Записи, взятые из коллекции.
§ §
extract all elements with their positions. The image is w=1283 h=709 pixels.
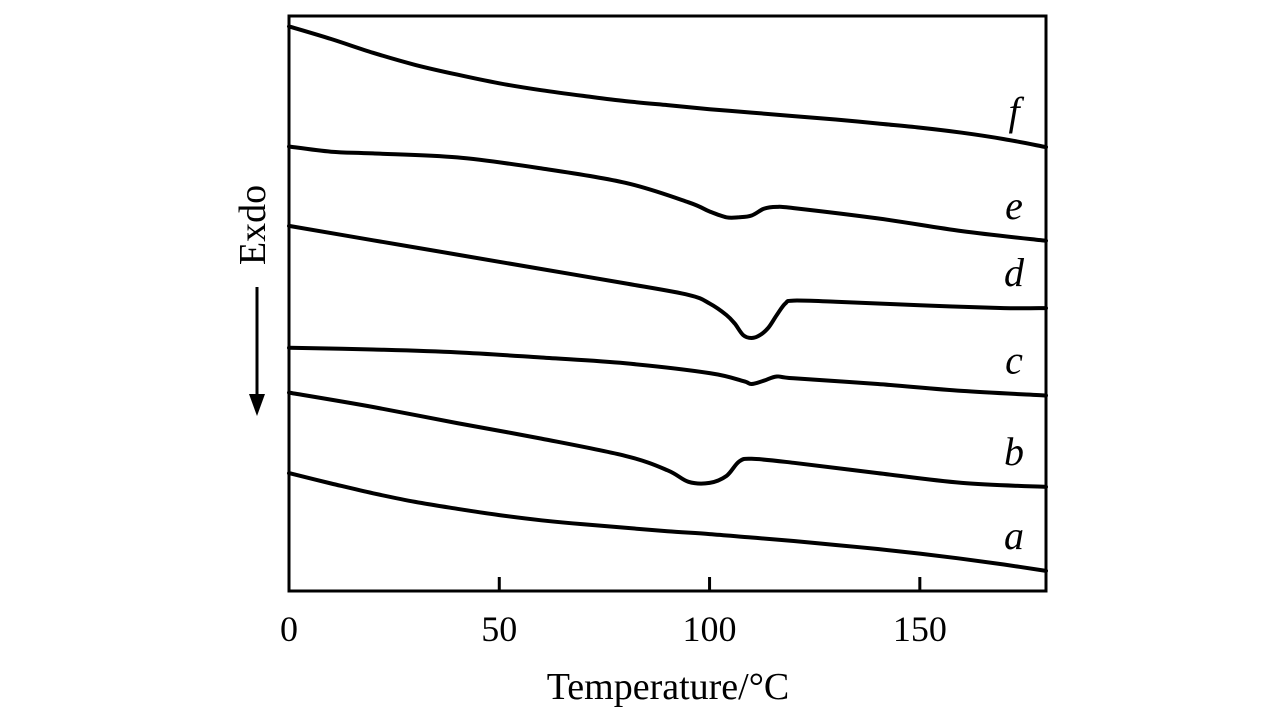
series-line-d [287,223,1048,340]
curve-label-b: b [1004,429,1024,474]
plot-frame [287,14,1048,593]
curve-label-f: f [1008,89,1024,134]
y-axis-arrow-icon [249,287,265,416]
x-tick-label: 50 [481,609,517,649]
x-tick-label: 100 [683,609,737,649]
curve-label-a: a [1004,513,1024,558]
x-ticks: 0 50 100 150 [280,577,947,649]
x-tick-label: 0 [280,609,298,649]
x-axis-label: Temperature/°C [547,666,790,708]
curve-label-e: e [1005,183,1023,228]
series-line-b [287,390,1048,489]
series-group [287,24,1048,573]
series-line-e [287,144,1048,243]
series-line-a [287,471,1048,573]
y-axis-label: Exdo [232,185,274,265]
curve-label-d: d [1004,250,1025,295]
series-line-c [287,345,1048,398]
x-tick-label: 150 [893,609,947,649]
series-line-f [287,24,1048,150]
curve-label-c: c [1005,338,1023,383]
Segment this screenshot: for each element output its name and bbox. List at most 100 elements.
§ §
ЗАДАНИЕ ДЛЯ ВЫПОЛНЕНИЯ.
Перенесите, пожалуйста, только строки от самой первой до строки, содержащей «x-ticks: 0 50 100 150 [280,577,947,649]», включительно, прибавив 64 к каждому числу в ответах: к координатам рамок и к значениям делений оси. Изображения в ответ не включайте.

ПОЛНЫЙ РЕЗУЛЬТАТ.
extract all elements with their positions. The image is w=1283 h=709 pixels.
series-line-d [351,287,1112,404]
curve-label-b: b [1068,493,1088,538]
plot-frame [351,78,1112,657]
curve-label-f: f [1072,153,1088,198]
y-axis-arrow-icon [313,351,329,480]
x-tick-label: 114 [545,673,581,713]
x-tick-label: 164 [747,673,801,713]
curve-label-a: a [1068,577,1088,622]
x-ticks: 64 114 164 214 [344,641,1011,713]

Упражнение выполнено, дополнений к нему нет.